▶ _Problem requirements_
Give the data again exactly as written, skipping any pictures.

▶ _Exercise data_
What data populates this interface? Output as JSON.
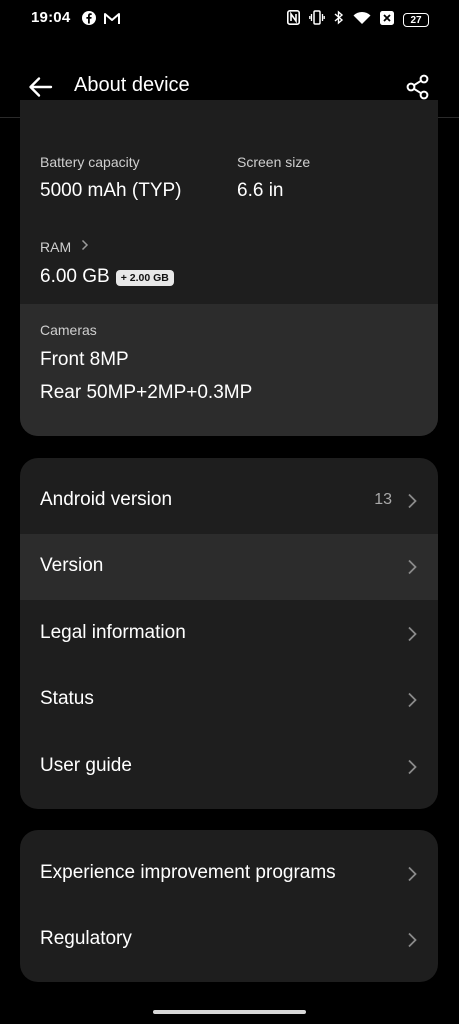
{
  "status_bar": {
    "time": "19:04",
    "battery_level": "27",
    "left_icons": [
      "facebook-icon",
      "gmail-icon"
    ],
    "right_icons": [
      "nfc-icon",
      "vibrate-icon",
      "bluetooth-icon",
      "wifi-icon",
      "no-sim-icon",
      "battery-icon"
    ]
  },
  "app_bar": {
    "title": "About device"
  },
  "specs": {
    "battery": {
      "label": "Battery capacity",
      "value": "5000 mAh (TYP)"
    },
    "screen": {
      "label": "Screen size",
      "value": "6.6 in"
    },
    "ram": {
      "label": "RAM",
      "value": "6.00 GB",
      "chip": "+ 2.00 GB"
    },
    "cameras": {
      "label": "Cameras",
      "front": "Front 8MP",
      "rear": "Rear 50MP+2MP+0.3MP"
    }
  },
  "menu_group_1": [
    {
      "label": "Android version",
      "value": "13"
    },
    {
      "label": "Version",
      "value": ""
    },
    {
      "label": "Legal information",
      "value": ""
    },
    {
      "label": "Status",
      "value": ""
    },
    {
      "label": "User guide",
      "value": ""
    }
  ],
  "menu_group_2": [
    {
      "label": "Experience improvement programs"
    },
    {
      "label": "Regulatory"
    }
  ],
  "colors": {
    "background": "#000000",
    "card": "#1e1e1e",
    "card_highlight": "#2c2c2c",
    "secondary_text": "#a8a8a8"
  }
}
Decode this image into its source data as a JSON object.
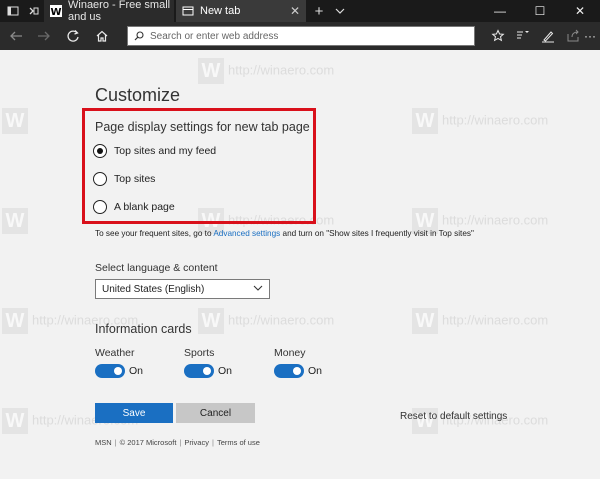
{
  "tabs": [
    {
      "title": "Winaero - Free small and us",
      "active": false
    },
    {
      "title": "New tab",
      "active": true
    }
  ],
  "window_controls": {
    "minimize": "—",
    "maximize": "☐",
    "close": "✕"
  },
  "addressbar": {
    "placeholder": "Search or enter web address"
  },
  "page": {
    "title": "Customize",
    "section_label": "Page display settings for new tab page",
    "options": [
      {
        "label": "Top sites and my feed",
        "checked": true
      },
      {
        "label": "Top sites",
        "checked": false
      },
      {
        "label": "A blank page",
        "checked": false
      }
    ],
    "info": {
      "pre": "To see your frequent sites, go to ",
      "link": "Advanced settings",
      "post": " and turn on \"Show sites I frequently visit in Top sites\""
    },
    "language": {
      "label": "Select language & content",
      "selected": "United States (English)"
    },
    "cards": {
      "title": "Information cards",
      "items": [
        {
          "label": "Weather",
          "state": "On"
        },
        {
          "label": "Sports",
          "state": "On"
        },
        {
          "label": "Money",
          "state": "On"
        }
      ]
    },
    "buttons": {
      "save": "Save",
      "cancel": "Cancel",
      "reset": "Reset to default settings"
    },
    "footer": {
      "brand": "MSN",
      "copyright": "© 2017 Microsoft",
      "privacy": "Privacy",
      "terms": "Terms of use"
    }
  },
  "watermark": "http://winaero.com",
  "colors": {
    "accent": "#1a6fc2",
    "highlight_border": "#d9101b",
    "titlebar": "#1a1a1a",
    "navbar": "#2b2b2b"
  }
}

▶ _Result of this exercise_
What data populates this interface? Output as JSON.
{
  "status_bar": {
    "time": "19:04",
    "battery_level": "27",
    "left_icons": [
      "facebook-icon",
      "gmail-icon"
    ],
    "right_icons": [
      "nfc-icon",
      "vibrate-icon",
      "bluetooth-icon",
      "wifi-icon",
      "no-sim-icon",
      "battery-icon"
    ]
  },
  "app_bar": {
    "title": "About device"
  },
  "specs": {
    "battery": {
      "label": "Battery capacity",
      "value": "5000 mAh (TYP)"
    },
    "screen": {
      "label": "Screen size",
      "value": "6.6 in"
    },
    "ram": {
      "label": "RAM",
      "value": "6.00 GB",
      "chip": "+ 2.00 GB"
    },
    "cameras": {
      "label": "Cameras",
      "front": "Front 8MP",
      "rear": "Rear 50MP+2MP+0.3MP"
    }
  },
  "menu_group_1": [
    {
      "label": "Android version",
      "value": "13"
    },
    {
      "label": "Version",
      "value": ""
    },
    {
      "label": "Legal information",
      "value": ""
    },
    {
      "label": "Status",
      "value": ""
    },
    {
      "label": "User guide",
      "value": ""
    }
  ],
  "menu_group_2": [
    {
      "label": "Experience improvement programs"
    },
    {
      "label": "Regulatory"
    }
  ],
  "colors": {
    "background": "#000000",
    "card": "#1e1e1e",
    "card_highlight": "#2c2c2c",
    "secondary_text": "#a8a8a8"
  }
}
Decode this image into its source data as a JSON object.
{
  "tabs": [
    {
      "title": "Winaero - Free small and us",
      "active": false
    },
    {
      "title": "New tab",
      "active": true
    }
  ],
  "window_controls": {
    "minimize": "—",
    "maximize": "☐",
    "close": "✕"
  },
  "addressbar": {
    "placeholder": "Search or enter web address"
  },
  "page": {
    "title": "Customize",
    "section_label": "Page display settings for new tab page",
    "options": [
      {
        "label": "Top sites and my feed",
        "checked": true
      },
      {
        "label": "Top sites",
        "checked": false
      },
      {
        "label": "A blank page",
        "checked": false
      }
    ],
    "info": {
      "pre": "To see your frequent sites, go to ",
      "link": "Advanced settings",
      "post": " and turn on \"Show sites I frequently visit in Top sites\""
    },
    "language": {
      "label": "Select language & content",
      "selected": "United States (English)"
    },
    "cards": {
      "title": "Information cards",
      "items": [
        {
          "label": "Weather",
          "state": "On"
        },
        {
          "label": "Sports",
          "state": "On"
        },
        {
          "label": "Money",
          "state": "On"
        }
      ]
    },
    "buttons": {
      "save": "Save",
      "cancel": "Cancel",
      "reset": "Reset to default settings"
    },
    "footer": {
      "brand": "MSN",
      "copyright": "© 2017 Microsoft",
      "privacy": "Privacy",
      "terms": "Terms of use"
    }
  },
  "watermark": "http://winaero.com",
  "colors": {
    "accent": "#1a6fc2",
    "highlight_border": "#d9101b",
    "titlebar": "#1a1a1a",
    "navbar": "#2b2b2b"
  }
}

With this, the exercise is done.